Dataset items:
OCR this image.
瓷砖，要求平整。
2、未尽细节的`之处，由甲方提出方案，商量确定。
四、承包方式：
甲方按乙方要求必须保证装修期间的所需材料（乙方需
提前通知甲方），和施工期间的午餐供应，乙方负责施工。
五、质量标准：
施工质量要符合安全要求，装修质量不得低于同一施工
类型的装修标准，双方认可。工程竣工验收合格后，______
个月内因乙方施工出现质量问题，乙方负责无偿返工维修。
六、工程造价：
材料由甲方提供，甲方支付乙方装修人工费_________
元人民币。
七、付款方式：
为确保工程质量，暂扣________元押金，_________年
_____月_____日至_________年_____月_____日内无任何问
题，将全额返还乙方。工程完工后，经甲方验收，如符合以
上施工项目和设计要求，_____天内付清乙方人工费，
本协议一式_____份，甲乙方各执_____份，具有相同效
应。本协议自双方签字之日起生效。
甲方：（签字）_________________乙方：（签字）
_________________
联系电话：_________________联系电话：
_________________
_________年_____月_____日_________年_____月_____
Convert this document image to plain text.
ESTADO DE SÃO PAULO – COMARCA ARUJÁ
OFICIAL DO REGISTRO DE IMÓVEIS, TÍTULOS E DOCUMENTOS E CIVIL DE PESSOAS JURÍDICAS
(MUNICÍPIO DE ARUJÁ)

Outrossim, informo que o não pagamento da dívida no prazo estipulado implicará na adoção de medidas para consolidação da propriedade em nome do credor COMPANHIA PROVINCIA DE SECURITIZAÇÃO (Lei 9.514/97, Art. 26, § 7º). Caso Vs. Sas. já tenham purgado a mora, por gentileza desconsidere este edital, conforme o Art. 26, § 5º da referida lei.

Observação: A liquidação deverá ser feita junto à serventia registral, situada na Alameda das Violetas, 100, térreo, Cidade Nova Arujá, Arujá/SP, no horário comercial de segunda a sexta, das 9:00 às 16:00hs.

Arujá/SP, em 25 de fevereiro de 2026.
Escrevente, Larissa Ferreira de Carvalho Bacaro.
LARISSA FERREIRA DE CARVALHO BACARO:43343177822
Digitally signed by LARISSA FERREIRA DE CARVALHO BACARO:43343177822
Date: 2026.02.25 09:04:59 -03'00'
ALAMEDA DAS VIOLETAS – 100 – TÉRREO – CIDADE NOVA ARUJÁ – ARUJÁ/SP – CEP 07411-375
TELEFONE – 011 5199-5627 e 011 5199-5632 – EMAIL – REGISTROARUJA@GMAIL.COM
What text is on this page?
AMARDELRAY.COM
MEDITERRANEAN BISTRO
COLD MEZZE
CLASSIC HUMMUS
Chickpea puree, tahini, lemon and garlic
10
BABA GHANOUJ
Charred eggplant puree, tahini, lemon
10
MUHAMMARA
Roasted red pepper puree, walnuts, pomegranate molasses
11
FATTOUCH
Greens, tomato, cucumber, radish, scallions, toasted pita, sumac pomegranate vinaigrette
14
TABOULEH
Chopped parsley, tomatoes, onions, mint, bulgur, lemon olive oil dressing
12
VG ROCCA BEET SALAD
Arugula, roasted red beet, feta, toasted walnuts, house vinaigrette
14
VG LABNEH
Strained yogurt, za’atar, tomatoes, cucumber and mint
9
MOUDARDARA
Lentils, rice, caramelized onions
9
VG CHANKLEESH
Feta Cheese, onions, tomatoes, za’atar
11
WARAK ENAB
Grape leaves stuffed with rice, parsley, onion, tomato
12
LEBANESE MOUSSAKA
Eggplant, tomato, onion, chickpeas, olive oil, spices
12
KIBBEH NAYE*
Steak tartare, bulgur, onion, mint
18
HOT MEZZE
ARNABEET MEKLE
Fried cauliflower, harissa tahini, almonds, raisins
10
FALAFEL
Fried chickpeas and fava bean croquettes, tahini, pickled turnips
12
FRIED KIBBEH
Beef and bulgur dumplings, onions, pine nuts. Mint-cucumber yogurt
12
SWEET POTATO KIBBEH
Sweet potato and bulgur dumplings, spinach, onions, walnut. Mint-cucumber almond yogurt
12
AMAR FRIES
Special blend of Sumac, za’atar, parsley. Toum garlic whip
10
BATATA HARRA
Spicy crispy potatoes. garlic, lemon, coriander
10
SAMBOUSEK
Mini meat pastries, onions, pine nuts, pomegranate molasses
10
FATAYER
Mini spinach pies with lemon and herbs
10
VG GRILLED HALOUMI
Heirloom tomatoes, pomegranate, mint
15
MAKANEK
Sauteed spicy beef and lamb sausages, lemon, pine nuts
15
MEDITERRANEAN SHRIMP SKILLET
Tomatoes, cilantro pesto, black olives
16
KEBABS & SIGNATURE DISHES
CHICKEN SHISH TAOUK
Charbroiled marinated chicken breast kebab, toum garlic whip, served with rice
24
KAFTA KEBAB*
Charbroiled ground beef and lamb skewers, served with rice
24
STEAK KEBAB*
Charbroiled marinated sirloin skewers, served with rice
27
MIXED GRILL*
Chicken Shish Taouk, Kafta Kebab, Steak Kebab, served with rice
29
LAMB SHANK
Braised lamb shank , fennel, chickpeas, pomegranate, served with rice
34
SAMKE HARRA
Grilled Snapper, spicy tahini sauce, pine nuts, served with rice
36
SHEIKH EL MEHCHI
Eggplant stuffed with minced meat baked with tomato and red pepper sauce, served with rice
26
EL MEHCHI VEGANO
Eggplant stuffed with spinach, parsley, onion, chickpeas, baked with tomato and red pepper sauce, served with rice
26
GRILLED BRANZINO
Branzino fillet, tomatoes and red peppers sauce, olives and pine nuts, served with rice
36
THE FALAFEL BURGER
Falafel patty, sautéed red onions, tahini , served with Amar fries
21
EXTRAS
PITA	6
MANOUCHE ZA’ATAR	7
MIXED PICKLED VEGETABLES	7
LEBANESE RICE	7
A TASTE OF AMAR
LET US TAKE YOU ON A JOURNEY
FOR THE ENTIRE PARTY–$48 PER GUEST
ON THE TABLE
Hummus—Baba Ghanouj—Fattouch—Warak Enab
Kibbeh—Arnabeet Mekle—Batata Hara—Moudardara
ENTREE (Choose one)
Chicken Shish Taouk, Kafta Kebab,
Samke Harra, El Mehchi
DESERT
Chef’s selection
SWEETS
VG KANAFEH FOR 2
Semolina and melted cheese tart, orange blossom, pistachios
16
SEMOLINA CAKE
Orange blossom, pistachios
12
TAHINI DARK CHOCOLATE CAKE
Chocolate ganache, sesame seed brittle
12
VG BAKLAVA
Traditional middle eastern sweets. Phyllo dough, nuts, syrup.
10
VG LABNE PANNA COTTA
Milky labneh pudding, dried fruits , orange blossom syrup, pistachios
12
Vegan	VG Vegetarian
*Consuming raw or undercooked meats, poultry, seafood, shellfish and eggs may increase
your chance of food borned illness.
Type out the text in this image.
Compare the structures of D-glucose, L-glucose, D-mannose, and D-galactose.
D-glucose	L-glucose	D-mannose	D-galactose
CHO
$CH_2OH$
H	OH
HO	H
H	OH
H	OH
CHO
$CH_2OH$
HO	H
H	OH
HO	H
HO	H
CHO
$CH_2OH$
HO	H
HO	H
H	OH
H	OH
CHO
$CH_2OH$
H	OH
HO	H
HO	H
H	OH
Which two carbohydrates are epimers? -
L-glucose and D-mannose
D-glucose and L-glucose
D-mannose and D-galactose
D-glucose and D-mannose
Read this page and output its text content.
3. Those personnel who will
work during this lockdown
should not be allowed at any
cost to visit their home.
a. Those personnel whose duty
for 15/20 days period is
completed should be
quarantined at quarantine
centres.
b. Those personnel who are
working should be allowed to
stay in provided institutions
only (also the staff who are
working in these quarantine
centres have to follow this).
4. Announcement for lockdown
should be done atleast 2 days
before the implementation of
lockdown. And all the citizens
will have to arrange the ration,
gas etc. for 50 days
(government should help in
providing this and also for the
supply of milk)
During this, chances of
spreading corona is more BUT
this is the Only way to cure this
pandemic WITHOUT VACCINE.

Task details →
Exactly reproduce the lines beginning with the one that contains "Read this page and output its text content." and ending with the last line of the material, both included. Leave out everything else.

Exercise solution →
Read this page and output its text content.
3. Those personnel who will
work during this lockdown
should not be allowed at any
cost to visit their home.
a. Those personnel whose duty
for 15/20 days period is
completed should be
quarantined at quarantine
centres.
b. Those personnel who are
working should be allowed to
stay in provided institutions
only (also the staff who are
working in these quarantine
centres have to follow this).
4. Announcement for lockdown
should be done atleast 2 days
before the implementation of
lockdown. And all the citizens
will have to arrange the ration,
gas etc. for 50 days
(government should help in
providing this and also for the
supply of milk)
During this, chances of
spreading corona is more BUT
this is the Only way to cure this
pandemic WITHOUT VACCINE.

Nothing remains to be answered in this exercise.